Problem description:
Please write out the complete listing that follows, exactly as it reads.

Stored data:
□ □ □ □
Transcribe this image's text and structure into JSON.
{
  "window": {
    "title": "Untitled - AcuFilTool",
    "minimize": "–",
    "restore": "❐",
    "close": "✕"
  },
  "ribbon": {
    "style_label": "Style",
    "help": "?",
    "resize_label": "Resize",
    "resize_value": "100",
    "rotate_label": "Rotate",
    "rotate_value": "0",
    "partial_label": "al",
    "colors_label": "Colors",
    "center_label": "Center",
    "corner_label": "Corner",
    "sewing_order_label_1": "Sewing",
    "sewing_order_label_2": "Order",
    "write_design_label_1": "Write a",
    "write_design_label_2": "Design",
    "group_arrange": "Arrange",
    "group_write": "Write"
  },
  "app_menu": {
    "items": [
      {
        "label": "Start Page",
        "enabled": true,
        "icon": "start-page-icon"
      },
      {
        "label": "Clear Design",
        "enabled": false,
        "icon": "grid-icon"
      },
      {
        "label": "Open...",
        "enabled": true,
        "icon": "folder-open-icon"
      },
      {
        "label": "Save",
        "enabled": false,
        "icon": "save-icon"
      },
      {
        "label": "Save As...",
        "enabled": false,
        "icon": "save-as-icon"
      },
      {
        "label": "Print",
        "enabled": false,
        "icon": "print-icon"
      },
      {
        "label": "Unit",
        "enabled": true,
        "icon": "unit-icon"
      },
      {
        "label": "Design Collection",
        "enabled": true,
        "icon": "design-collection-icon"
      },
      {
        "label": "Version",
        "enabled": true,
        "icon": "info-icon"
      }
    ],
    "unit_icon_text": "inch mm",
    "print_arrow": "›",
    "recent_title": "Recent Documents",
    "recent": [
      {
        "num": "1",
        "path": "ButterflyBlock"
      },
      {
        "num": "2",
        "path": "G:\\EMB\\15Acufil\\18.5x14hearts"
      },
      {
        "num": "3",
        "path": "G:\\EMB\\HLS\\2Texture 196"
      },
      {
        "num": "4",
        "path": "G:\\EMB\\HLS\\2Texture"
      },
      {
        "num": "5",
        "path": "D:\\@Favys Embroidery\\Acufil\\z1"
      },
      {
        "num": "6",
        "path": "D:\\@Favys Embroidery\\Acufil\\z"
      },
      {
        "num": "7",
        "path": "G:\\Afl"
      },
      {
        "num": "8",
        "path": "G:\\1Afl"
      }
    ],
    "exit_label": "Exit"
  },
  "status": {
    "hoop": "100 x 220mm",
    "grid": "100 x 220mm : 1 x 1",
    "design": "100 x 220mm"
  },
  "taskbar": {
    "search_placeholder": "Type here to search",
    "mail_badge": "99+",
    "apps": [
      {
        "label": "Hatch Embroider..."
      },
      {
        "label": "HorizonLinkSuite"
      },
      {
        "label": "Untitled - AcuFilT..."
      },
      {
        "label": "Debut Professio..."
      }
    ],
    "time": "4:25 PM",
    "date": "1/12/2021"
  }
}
□ □ □ □
Task response:
Transcribe this image's text and structure into JSON.
{
  "window": {
    "title": "Untitled - AcuFilTool",
    "minimize": "–",
    "restore": "❐",
    "close": "✕"
  },
  "ribbon": {
    "style_label": "Style",
    "help": "?",
    "resize_label": "Resize",
    "resize_value": "100",
    "rotate_label": "Rotate",
    "rotate_value": "0",
    "partial_label": "al",
    "colors_label": "Colors",
    "center_label": "Center",
    "corner_label": "Corner",
    "sewing_order_label_1": "Sewing",
    "sewing_order_label_2": "Order",
    "write_design_label_1": "Write a",
    "write_design_label_2": "Design",
    "group_arrange": "Arrange",
    "group_write": "Write"
  },
  "app_menu": {
    "items": [
      {
        "label": "Start Page",
        "enabled": true,
        "icon": "start-page-icon"
      },
      {
        "label": "Clear Design",
        "enabled": false,
        "icon": "grid-icon"
      },
      {
        "label": "Open...",
        "enabled": true,
        "icon": "folder-open-icon"
      },
      {
        "label": "Save",
        "enabled": false,
        "icon": "save-icon"
      },
      {
        "label": "Save As...",
        "enabled": false,
        "icon": "save-as-icon"
      },
      {
        "label": "Print",
        "enabled": false,
        "icon": "print-icon"
      },
      {
        "label": "Unit",
        "enabled": true,
        "icon": "unit-icon"
      },
      {
        "label": "Design Collection",
        "enabled": true,
        "icon": "design-collection-icon"
      },
      {
        "label": "Version",
        "enabled": true,
        "icon": "info-icon"
      }
    ],
    "unit_icon_text": "inch mm",
    "print_arrow": "›",
    "recent_title": "Recent Documents",
    "recent": [
      {
        "num": "1",
        "path": "ButterflyBlock"
      },
      {
        "num": "2",
        "path": "G:\\EMB\\15Acufil\\18.5x14hearts"
      },
      {
        "num": "3",
        "path": "G:\\EMB\\HLS\\2Texture 196"
      },
      {
        "num": "4",
        "path": "G:\\EMB\\HLS\\2Texture"
      },
      {
        "num": "5",
        "path": "D:\\@Favys Embroidery\\Acufil\\z1"
      },
      {
        "num": "6",
        "path": "D:\\@Favys Embroidery\\Acufil\\z"
      },
      {
        "num": "7",
        "path": "G:\\Afl"
      },
      {
        "num": "8",
        "path": "G:\\1Afl"
      }
    ],
    "exit_label": "Exit"
  },
  "status": {
    "hoop": "100 x 220mm",
    "grid": "100 x 220mm : 1 x 1",
    "design": "100 x 220mm"
  },
  "taskbar": {
    "search_placeholder": "Type here to search",
    "mail_badge": "99+",
    "apps": [
      {
        "label": "Hatch Embroider..."
      },
      {
        "label": "HorizonLinkSuite"
      },
      {
        "label": "Untitled - AcuFilT..."
      },
      {
        "label": "Debut Professio..."
      }
    ],
    "time": "4:25 PM",
    "date": "1/12/2021"
  }
}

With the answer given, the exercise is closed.